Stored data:
········

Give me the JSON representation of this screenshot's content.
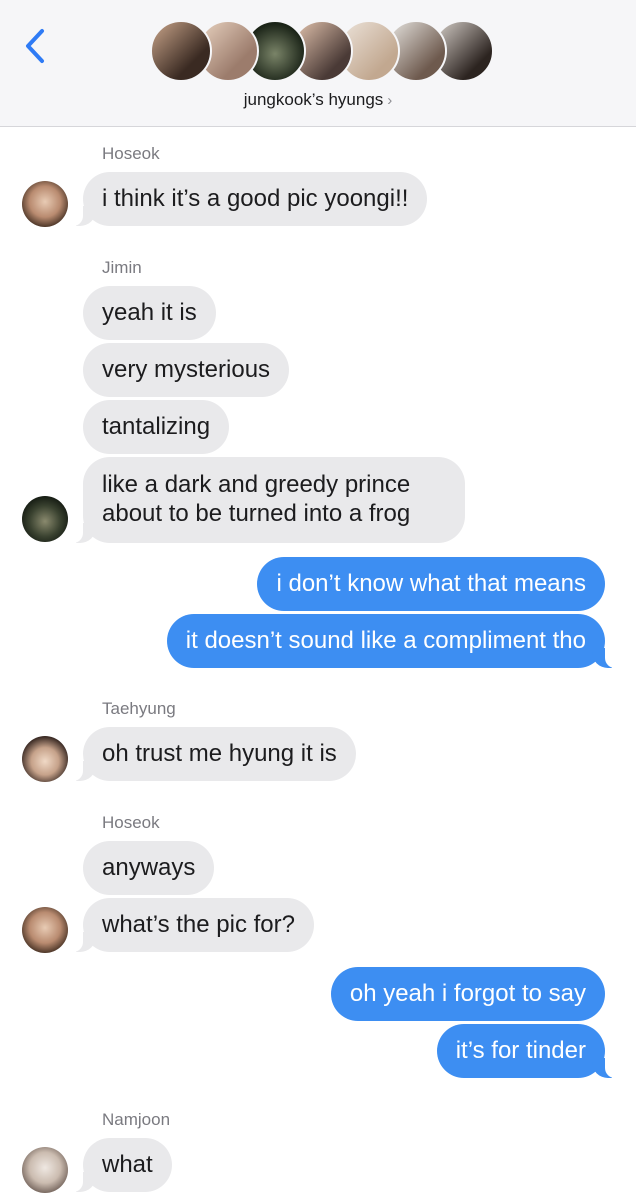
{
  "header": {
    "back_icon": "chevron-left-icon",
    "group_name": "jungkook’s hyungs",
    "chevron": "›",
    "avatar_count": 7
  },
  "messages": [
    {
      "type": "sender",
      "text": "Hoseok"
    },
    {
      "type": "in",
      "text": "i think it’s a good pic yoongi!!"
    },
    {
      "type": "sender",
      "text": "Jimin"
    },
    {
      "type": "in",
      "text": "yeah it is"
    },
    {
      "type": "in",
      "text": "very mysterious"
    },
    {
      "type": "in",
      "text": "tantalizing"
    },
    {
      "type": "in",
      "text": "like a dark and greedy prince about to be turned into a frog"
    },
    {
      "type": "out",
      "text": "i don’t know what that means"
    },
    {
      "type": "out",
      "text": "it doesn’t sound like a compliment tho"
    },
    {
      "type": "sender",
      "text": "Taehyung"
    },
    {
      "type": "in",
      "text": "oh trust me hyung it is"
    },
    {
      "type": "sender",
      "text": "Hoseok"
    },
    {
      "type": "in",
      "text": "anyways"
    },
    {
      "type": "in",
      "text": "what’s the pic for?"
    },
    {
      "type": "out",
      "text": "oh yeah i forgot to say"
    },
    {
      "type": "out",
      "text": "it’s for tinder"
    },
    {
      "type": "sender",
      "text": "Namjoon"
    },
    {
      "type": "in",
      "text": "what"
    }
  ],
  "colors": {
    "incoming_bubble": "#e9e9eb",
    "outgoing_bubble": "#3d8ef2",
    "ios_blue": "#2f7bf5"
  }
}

········

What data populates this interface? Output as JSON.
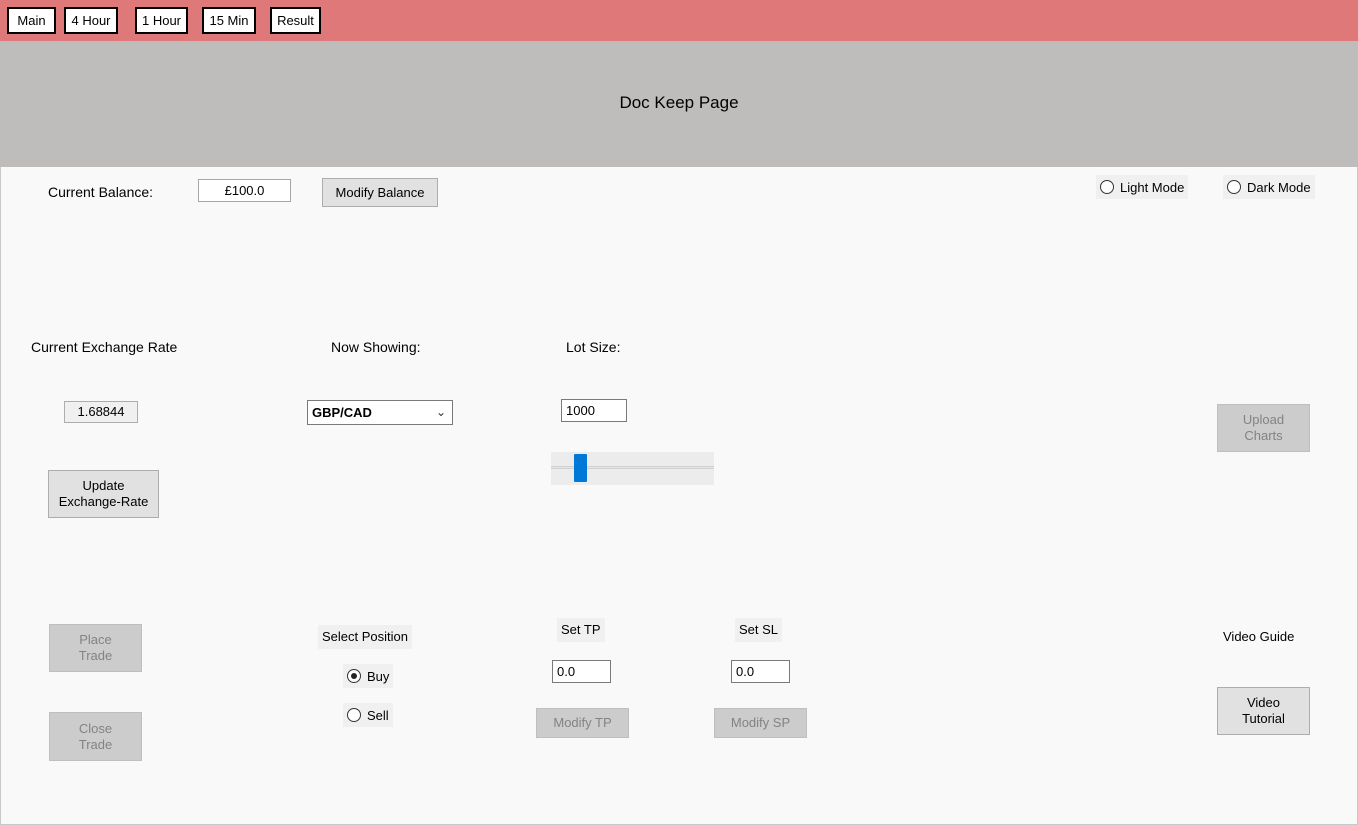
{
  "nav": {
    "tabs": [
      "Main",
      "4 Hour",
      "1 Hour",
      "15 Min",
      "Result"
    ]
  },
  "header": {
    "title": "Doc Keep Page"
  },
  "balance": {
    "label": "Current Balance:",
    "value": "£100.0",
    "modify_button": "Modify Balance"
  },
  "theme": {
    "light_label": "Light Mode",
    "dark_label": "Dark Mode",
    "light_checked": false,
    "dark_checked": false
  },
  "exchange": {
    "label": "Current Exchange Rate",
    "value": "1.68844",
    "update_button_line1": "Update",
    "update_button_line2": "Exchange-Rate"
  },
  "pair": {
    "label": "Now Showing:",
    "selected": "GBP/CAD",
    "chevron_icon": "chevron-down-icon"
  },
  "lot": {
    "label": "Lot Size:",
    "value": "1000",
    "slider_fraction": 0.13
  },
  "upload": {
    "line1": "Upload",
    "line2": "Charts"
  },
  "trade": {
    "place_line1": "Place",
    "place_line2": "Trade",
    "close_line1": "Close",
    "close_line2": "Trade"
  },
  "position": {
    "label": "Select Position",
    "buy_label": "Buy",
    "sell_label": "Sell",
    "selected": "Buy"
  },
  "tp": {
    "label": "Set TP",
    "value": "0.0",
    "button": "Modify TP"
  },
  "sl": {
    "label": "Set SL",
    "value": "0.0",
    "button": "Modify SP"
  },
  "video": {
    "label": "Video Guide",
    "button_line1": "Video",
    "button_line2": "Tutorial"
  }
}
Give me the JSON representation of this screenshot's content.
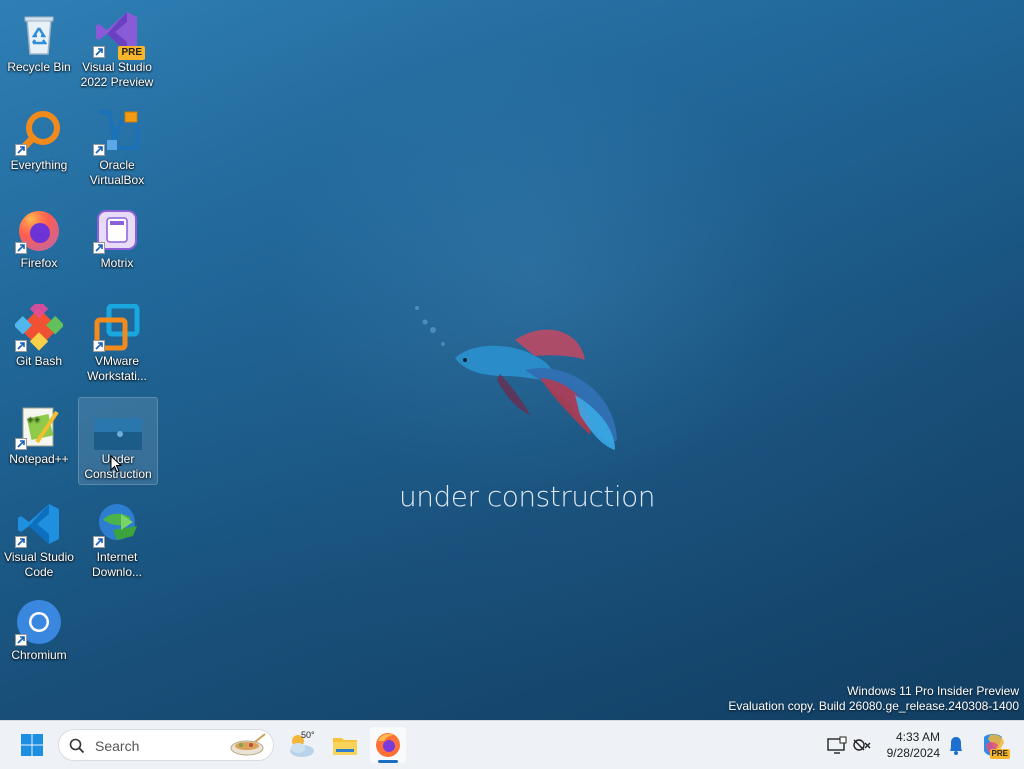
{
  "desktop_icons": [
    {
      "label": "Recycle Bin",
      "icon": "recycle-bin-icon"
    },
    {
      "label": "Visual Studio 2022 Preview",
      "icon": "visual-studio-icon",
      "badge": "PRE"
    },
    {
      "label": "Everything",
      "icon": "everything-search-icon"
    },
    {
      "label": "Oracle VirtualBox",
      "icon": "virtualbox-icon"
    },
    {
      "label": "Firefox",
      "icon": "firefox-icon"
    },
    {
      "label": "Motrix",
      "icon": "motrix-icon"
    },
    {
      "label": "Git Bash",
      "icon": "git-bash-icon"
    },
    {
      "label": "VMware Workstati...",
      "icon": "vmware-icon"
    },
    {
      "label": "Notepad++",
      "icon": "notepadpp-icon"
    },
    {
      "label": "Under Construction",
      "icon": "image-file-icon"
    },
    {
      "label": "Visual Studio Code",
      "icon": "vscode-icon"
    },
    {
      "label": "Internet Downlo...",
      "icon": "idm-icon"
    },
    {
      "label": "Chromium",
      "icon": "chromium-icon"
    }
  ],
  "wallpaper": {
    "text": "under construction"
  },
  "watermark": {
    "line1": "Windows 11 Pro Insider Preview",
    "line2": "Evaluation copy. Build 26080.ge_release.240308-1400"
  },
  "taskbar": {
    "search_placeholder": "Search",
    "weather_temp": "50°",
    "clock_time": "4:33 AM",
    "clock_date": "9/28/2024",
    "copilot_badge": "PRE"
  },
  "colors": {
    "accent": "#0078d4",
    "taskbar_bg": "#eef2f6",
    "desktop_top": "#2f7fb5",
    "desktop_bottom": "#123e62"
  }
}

········

PROBLEM STATEMENT> Where a line of the entries contains the word "false", copy that line.

ANSWER FOR THE TASK>
    "light_checked": false,
    "dark_checked": false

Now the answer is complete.